§ **Written exercise**: Print out each record below, unaltered and complete, without its images.

Data records
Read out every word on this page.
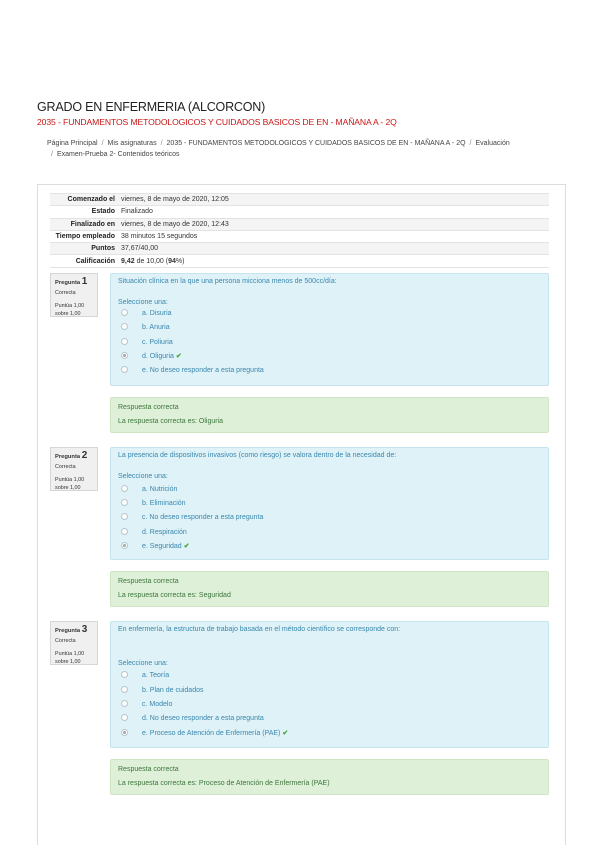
GRADO EN ENFERMERIA (ALCORCON)
2035 - FUNDAMENTOS METODOLOGICOS Y CUIDADOS BASICOS DE EN - MAÑANA A - 2Q
Página Principal / Mis asignaturas / 2035 - FUNDAMENTOS METODOLOGICOS Y CUIDADOS BASICOS DE EN - MAÑANA A - 2Q / Evaluación
/ Examen-Prueba 2- Contenidos teóricos
Comenzado el	viernes, 8 de mayo de 2020, 12:05
Estado	Finalizado
Finalizado en	viernes, 8 de mayo de 2020, 12:43
Tiempo empleado	38 minutos 15 segundos
Puntos	37,67/40,00
Calificación	9,42 de 10,00 (94%)
Pregunta 1
Correcta
Puntúa 1,00 sobre 1,00
Situación clínica en la que una persona micciona menos de 500cc/día:
Seleccione una:
a. Disuria
b. Anuria
c. Poliuria
d. Oliguria ✔
e. No deseo responder a esta pregunta
Respuesta correcta
La respuesta correcta es: Oliguria
Pregunta 2
Correcta
Puntúa 1,00 sobre 1,00
La presencia de dispositivos invasivos (como riesgo) se valora dentro de la necesidad de:
Seleccione una:
a. Nutrición
b. Eliminación
c. No deseo responder a esta pregunta
d. Respiración
e. Seguridad ✔
Respuesta correcta
La respuesta correcta es: Seguridad
Pregunta 3
Correcta
Puntúa 1,00 sobre 1,00
En enfermería, la estructura de trabajo basada en el método científico se corresponde con:
Seleccione una:
a. Teoría
b. Plan de cuidados
c. Modelo
d. No deseo responder a esta pregunta
e. Proceso de Atención de Enfermería (PAE) ✔
Respuesta correcta
La respuesta correcta es: Proceso de Atención de Enfermería (PAE)
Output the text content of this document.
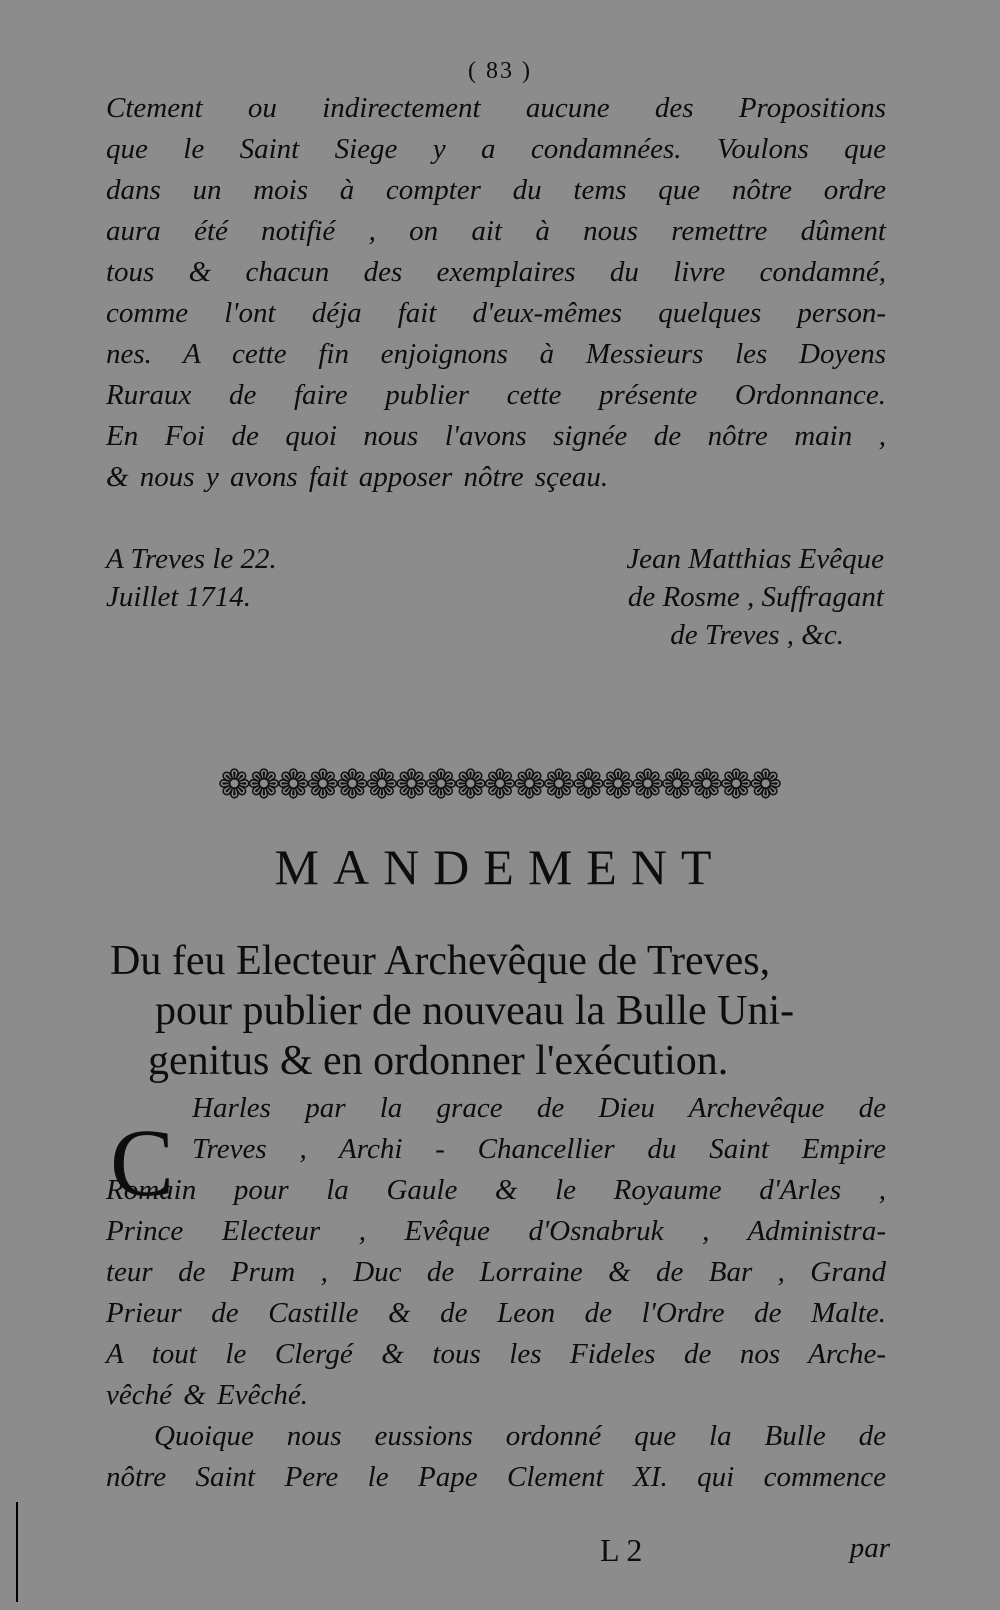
( 83 )
Ctement ou indirectement aucune des Propositions
que le Saint Siege y a condamnées. Voulons que
dans un mois à compter du tems que nôtre ordre
aura été notifié , on ait à nous remettre dûment
tous & chacun des exemplaires du livre condamné,
comme l'ont déja fait d'eux-mêmes quelques person-
nes. A cette fin enjoignons à Messieurs les Doyens
Ruraux de faire publier cette présente Ordonnance.
En Foi de quoi nous l'avons signée de nôtre main ,
& nous y avons fait apposer nôtre sçeau.
A Treves le 22.
Juillet 1714.
Jean Matthias Evêque
de Rosme , Suffragant
de Treves , &c.
❁❁❁❁❁❁❁❁❁❁❁❁❁❁❁❁❁❁❁
MANDEMENT
Du feu Electeur Archevêque de Treves,
pour publier de nouveau la Bulle Uni-
genitus & en ordonner l'exécution.
C
Harles par la grace de Dieu Archevêque de
Treves , Archi - Chancellier du Saint Empire
Romain pour la Gaule & le Royaume d'Arles ,
Prince Electeur , Evêque d'Osnabruk , Administra-
teur de Prum , Duc de Lorraine & de Bar , Grand
Prieur de Castille & de Leon de l'Ordre de Malte.
A tout le Clergé & tous les Fideles de nos Arche-
vêché & Evêché.
Quoique nous eussions ordonné que la Bulle de
nôtre Saint Pere le Pape Clement XI. qui commence
L 2	par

§ **Result**:
Read out every word on this page.
GRADO EN ENFERMERIA (ALCORCON)
2035 - FUNDAMENTOS METODOLOGICOS Y CUIDADOS BASICOS DE EN - MAÑANA A - 2Q
Página Principal / Mis asignaturas / 2035 - FUNDAMENTOS METODOLOGICOS Y CUIDADOS BASICOS DE EN - MAÑANA A - 2Q / Evaluación
/ Examen-Prueba 2- Contenidos teóricos
Comenzado el	viernes, 8 de mayo de 2020, 12:05
Estado	Finalizado
Finalizado en	viernes, 8 de mayo de 2020, 12:43
Tiempo empleado	38 minutos 15 segundos
Puntos	37,67/40,00
Calificación	9,42 de 10,00 (94%)
Pregunta 1
Correcta
Puntúa 1,00 sobre 1,00
Situación clínica en la que una persona micciona menos de 500cc/día:
Seleccione una:
a. Disuria
b. Anuria
c. Poliuria
d. Oliguria ✔
e. No deseo responder a esta pregunta
Respuesta correcta
La respuesta correcta es: Oliguria
Pregunta 2
Correcta
Puntúa 1,00 sobre 1,00
La presencia de dispositivos invasivos (como riesgo) se valora dentro de la necesidad de:
Seleccione una:
a. Nutrición
b. Eliminación
c. No deseo responder a esta pregunta
d. Respiración
e. Seguridad ✔
Respuesta correcta
La respuesta correcta es: Seguridad
Pregunta 3
Correcta
Puntúa 1,00 sobre 1,00
En enfermería, la estructura de trabajo basada en el método científico se corresponde con:
Seleccione una:
a. Teoría
b. Plan de cuidados
c. Modelo
d. No deseo responder a esta pregunta
e. Proceso de Atención de Enfermería (PAE) ✔
Respuesta correcta
La respuesta correcta es: Proceso de Atención de Enfermería (PAE)
Output the text content of this document.
( 83 )
Ctement ou indirectement aucune des Propositions
que le Saint Siege y a condamnées. Voulons que
dans un mois à compter du tems que nôtre ordre
aura été notifié , on ait à nous remettre dûment
tous & chacun des exemplaires du livre condamné,
comme l'ont déja fait d'eux-mêmes quelques person-
nes. A cette fin enjoignons à Messieurs les Doyens
Ruraux de faire publier cette présente Ordonnance.
En Foi de quoi nous l'avons signée de nôtre main ,
& nous y avons fait apposer nôtre sçeau.
A Treves le 22.
Juillet 1714.
Jean Matthias Evêque
de Rosme , Suffragant
de Treves , &c.
❁❁❁❁❁❁❁❁❁❁❁❁❁❁❁❁❁❁❁
MANDEMENT
Du feu Electeur Archevêque de Treves,
pour publier de nouveau la Bulle Uni-
genitus & en ordonner l'exécution.
C
Harles par la grace de Dieu Archevêque de
Treves , Archi - Chancellier du Saint Empire
Romain pour la Gaule & le Royaume d'Arles ,
Prince Electeur , Evêque d'Osnabruk , Administra-
teur de Prum , Duc de Lorraine & de Bar , Grand
Prieur de Castille & de Leon de l'Ordre de Malte.
A tout le Clergé & tous les Fideles de nos Arche-
vêché & Evêché.
Quoique nous eussions ordonné que la Bulle de
nôtre Saint Pere le Pape Clement XI. qui commence
L 2	par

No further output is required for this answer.